[BEGIN Given records]
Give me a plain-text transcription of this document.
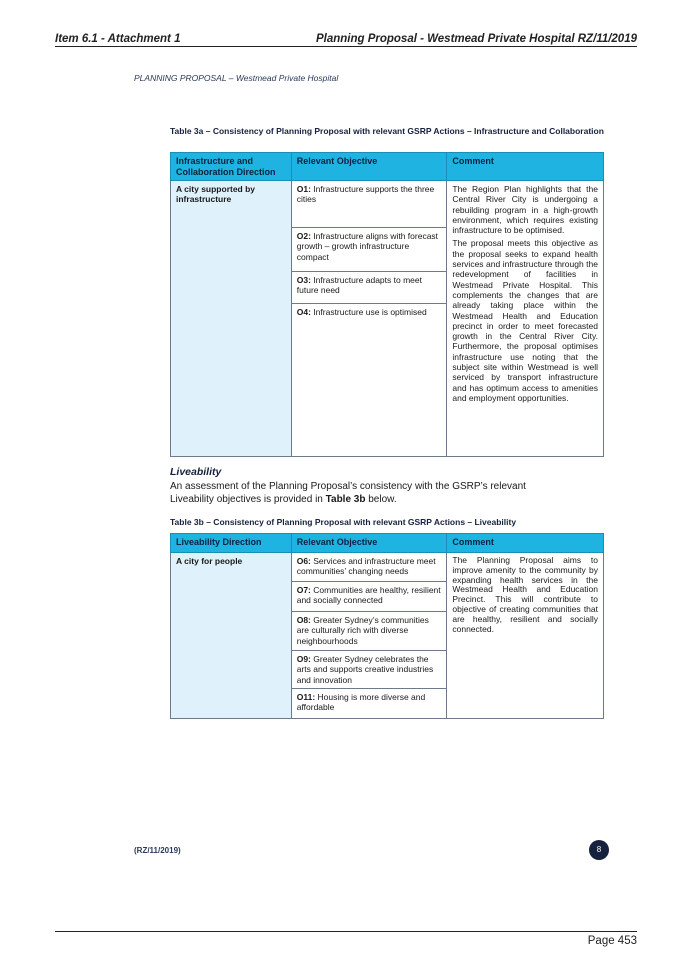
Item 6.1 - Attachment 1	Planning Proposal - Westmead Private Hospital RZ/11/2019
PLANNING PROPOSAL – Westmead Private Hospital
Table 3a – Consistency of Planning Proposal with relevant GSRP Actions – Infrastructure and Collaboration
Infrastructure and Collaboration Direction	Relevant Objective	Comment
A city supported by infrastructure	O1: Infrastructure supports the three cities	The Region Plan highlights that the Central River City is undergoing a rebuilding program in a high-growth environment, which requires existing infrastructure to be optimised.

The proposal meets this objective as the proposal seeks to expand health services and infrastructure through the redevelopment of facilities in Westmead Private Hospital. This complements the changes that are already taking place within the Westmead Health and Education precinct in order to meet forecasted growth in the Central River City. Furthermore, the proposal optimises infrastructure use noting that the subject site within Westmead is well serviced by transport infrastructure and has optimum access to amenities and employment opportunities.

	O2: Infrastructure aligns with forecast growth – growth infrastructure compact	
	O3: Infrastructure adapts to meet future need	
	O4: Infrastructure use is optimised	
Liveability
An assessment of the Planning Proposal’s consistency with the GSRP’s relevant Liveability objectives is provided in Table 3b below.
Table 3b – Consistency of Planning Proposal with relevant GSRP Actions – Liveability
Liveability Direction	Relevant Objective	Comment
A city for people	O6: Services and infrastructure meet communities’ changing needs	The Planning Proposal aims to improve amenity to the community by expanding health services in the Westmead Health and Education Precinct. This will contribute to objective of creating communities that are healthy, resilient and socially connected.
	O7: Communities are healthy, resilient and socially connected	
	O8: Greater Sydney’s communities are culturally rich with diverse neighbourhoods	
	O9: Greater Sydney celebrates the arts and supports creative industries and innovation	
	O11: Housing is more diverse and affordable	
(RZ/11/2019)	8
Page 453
[END Given records]
* _What is needed_
How many of the lines above include the word "GSRP"? Respond with the number alone.

* _Complete output_
3